#### [Exercise description]
Copy out each line below exactly as it appears.

────────

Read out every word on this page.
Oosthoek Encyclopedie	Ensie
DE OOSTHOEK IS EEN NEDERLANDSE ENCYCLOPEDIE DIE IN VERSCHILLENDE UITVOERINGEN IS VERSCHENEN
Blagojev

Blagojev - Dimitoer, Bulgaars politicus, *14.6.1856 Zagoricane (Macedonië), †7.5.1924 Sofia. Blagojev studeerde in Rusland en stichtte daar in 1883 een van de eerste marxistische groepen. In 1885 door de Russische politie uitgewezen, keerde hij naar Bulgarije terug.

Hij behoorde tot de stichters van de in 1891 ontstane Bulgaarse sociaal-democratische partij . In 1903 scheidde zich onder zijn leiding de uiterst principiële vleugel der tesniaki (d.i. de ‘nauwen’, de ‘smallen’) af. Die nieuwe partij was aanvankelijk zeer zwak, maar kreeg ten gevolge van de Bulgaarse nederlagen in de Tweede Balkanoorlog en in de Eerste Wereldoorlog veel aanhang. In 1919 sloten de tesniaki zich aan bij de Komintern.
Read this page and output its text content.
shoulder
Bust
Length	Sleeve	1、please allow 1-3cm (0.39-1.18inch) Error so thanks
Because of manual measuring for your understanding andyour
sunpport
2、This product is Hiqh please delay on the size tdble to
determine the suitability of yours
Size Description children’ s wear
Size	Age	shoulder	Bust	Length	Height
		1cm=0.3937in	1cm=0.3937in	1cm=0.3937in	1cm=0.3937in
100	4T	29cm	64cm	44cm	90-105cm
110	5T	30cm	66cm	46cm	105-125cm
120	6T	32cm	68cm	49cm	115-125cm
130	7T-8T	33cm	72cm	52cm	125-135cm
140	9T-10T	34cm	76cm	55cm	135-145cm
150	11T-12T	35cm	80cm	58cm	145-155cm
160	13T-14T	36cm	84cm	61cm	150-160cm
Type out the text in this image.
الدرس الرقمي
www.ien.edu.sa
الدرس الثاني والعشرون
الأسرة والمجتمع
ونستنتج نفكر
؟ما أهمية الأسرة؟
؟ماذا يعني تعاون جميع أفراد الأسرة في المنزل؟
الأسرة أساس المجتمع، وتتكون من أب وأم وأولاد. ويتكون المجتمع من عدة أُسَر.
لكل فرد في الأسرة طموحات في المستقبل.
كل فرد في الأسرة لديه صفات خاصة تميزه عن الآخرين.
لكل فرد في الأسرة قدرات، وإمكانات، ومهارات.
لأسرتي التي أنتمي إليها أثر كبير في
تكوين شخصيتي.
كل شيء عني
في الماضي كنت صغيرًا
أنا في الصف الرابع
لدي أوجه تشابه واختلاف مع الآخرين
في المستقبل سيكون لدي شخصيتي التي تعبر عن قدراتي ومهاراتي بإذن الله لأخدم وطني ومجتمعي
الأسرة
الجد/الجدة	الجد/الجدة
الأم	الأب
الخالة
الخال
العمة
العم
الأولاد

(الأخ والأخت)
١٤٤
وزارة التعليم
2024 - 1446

────────

#### [Expected output]
Read out every word on this page.
Oosthoek Encyclopedie	Ensie
DE OOSTHOEK IS EEN NEDERLANDSE ENCYCLOPEDIE DIE IN VERSCHILLENDE UITVOERINGEN IS VERSCHENEN
Blagojev

Blagojev - Dimitoer, Bulgaars politicus, *14.6.1856 Zagoricane (Macedonië), †7.5.1924 Sofia. Blagojev studeerde in Rusland en stichtte daar in 1883 een van de eerste marxistische groepen. In 1885 door de Russische politie uitgewezen, keerde hij naar Bulgarije terug.

Hij behoorde tot de stichters van de in 1891 ontstane Bulgaarse sociaal-democratische partij . In 1903 scheidde zich onder zijn leiding de uiterst principiële vleugel der tesniaki (d.i. de ‘nauwen’, de ‘smallen’) af. Die nieuwe partij was aanvankelijk zeer zwak, maar kreeg ten gevolge van de Bulgaarse nederlagen in de Tweede Balkanoorlog en in de Eerste Wereldoorlog veel aanhang. In 1919 sloten de tesniaki zich aan bij de Komintern.
Read this page and output its text content.
shoulder
Bust
Length	Sleeve	1、please allow 1-3cm (0.39-1.18inch) Error so thanks
Because of manual measuring for your understanding andyour
sunpport
2、This product is Hiqh please delay on the size tdble to
determine the suitability of yours
Size Description children’ s wear
Size	Age	shoulder	Bust	Length	Height
		1cm=0.3937in	1cm=0.3937in	1cm=0.3937in	1cm=0.3937in
100	4T	29cm	64cm	44cm	90-105cm
110	5T	30cm	66cm	46cm	105-125cm
120	6T	32cm	68cm	49cm	115-125cm
130	7T-8T	33cm	72cm	52cm	125-135cm
140	9T-10T	34cm	76cm	55cm	135-145cm
150	11T-12T	35cm	80cm	58cm	145-155cm
160	13T-14T	36cm	84cm	61cm	150-160cm
Type out the text in this image.
الدرس الرقمي
www.ien.edu.sa
الدرس الثاني والعشرون
الأسرة والمجتمع
ونستنتج نفكر
؟ما أهمية الأسرة؟
؟ماذا يعني تعاون جميع أفراد الأسرة في المنزل؟
الأسرة أساس المجتمع، وتتكون من أب وأم وأولاد. ويتكون المجتمع من عدة أُسَر.
لكل فرد في الأسرة طموحات في المستقبل.
كل فرد في الأسرة لديه صفات خاصة تميزه عن الآخرين.
لكل فرد في الأسرة قدرات، وإمكانات، ومهارات.
لأسرتي التي أنتمي إليها أثر كبير في
تكوين شخصيتي.
كل شيء عني
في الماضي كنت صغيرًا
أنا في الصف الرابع
لدي أوجه تشابه واختلاف مع الآخرين
في المستقبل سيكون لدي شخصيتي التي تعبر عن قدراتي ومهاراتي بإذن الله لأخدم وطني ومجتمعي
الأسرة
الجد/الجدة	الجد/الجدة
الأم	الأب
الخالة
الخال
العمة
العم
الأولاد

(الأخ والأخت)
١٤٤
وزارة التعليم
2024 - 1446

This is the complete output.